Excerpted data:
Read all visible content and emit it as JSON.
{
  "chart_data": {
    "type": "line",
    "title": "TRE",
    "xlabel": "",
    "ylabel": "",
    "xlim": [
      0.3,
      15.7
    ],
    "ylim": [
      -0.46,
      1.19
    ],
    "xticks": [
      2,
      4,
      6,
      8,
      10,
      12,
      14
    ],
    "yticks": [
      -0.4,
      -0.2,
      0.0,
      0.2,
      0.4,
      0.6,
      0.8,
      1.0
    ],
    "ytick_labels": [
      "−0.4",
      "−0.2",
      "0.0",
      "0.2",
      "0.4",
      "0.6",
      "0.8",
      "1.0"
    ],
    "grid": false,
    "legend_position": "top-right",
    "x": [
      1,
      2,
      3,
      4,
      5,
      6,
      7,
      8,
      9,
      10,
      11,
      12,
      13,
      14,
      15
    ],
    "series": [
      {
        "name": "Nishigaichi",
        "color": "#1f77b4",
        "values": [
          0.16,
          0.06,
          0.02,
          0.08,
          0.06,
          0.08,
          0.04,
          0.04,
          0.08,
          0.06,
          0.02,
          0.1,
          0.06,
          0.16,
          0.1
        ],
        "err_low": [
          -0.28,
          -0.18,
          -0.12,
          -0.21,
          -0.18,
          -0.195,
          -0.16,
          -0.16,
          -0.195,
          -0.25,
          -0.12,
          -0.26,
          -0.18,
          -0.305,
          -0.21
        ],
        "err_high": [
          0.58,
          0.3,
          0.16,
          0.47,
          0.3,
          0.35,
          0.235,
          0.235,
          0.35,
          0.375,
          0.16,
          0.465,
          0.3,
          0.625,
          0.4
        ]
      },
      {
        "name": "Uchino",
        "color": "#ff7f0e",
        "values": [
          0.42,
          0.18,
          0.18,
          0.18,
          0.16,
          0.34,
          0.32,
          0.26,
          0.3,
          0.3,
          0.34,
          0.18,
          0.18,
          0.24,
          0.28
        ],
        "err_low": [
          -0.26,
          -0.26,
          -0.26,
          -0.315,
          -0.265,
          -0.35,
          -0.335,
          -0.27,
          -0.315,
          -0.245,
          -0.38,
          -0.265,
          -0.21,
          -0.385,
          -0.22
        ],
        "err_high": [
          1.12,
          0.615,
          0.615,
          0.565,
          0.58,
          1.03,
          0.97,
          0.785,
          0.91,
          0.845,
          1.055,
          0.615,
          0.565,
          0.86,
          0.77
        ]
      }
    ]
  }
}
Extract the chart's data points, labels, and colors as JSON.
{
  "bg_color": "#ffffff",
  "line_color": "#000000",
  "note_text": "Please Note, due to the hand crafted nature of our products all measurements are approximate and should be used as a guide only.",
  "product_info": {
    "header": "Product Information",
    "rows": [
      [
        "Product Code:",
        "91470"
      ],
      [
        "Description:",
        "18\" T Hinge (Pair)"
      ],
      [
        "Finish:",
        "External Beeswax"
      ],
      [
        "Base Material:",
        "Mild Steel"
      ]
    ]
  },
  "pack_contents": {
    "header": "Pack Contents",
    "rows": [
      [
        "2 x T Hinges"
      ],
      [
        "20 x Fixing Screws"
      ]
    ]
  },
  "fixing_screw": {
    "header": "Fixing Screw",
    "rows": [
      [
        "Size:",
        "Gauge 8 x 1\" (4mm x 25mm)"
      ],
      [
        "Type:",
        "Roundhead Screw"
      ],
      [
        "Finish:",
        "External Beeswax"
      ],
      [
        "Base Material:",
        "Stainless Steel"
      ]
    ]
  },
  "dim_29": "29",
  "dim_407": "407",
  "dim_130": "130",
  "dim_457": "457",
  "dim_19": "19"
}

Written instruction: Write out every line of the material again, exactly as it reads.

Expected answer:
Read all visible content and emit it as JSON.
{
  "chart_data": {
    "type": "line",
    "title": "TRE",
    "xlabel": "",
    "ylabel": "",
    "xlim": [
      0.3,
      15.7
    ],
    "ylim": [
      -0.46,
      1.19
    ],
    "xticks": [
      2,
      4,
      6,
      8,
      10,
      12,
      14
    ],
    "yticks": [
      -0.4,
      -0.2,
      0.0,
      0.2,
      0.4,
      0.6,
      0.8,
      1.0
    ],
    "ytick_labels": [
      "−0.4",
      "−0.2",
      "0.0",
      "0.2",
      "0.4",
      "0.6",
      "0.8",
      "1.0"
    ],
    "grid": false,
    "legend_position": "top-right",
    "x": [
      1,
      2,
      3,
      4,
      5,
      6,
      7,
      8,
      9,
      10,
      11,
      12,
      13,
      14,
      15
    ],
    "series": [
      {
        "name": "Nishigaichi",
        "color": "#1f77b4",
        "values": [
          0.16,
          0.06,
          0.02,
          0.08,
          0.06,
          0.08,
          0.04,
          0.04,
          0.08,
          0.06,
          0.02,
          0.1,
          0.06,
          0.16,
          0.1
        ],
        "err_low": [
          -0.28,
          -0.18,
          -0.12,
          -0.21,
          -0.18,
          -0.195,
          -0.16,
          -0.16,
          -0.195,
          -0.25,
          -0.12,
          -0.26,
          -0.18,
          -0.305,
          -0.21
        ],
        "err_high": [
          0.58,
          0.3,
          0.16,
          0.47,
          0.3,
          0.35,
          0.235,
          0.235,
          0.35,
          0.375,
          0.16,
          0.465,
          0.3,
          0.625,
          0.4
        ]
      },
      {
        "name": "Uchino",
        "color": "#ff7f0e",
        "values": [
          0.42,
          0.18,
          0.18,
          0.18,
          0.16,
          0.34,
          0.32,
          0.26,
          0.3,
          0.3,
          0.34,
          0.18,
          0.18,
          0.24,
          0.28
        ],
        "err_low": [
          -0.26,
          -0.26,
          -0.26,
          -0.315,
          -0.265,
          -0.35,
          -0.335,
          -0.27,
          -0.315,
          -0.245,
          -0.38,
          -0.265,
          -0.21,
          -0.385,
          -0.22
        ],
        "err_high": [
          1.12,
          0.615,
          0.615,
          0.565,
          0.58,
          1.03,
          0.97,
          0.785,
          0.91,
          0.845,
          1.055,
          0.615,
          0.565,
          0.86,
          0.77
        ]
      }
    ]
  }
}
Extract the chart's data points, labels, and colors as JSON.
{
  "bg_color": "#ffffff",
  "line_color": "#000000",
  "note_text": "Please Note, due to the hand crafted nature of our products all measurements are approximate and should be used as a guide only.",
  "product_info": {
    "header": "Product Information",
    "rows": [
      [
        "Product Code:",
        "91470"
      ],
      [
        "Description:",
        "18\" T Hinge (Pair)"
      ],
      [
        "Finish:",
        "External Beeswax"
      ],
      [
        "Base Material:",
        "Mild Steel"
      ]
    ]
  },
  "pack_contents": {
    "header": "Pack Contents",
    "rows": [
      [
        "2 x T Hinges"
      ],
      [
        "20 x Fixing Screws"
      ]
    ]
  },
  "fixing_screw": {
    "header": "Fixing Screw",
    "rows": [
      [
        "Size:",
        "Gauge 8 x 1\" (4mm x 25mm)"
      ],
      [
        "Type:",
        "Roundhead Screw"
      ],
      [
        "Finish:",
        "External Beeswax"
      ],
      [
        "Base Material:",
        "Stainless Steel"
      ]
    ]
  },
  "dim_29": "29",
  "dim_407": "407",
  "dim_130": "130",
  "dim_457": "457",
  "dim_19": "19"
}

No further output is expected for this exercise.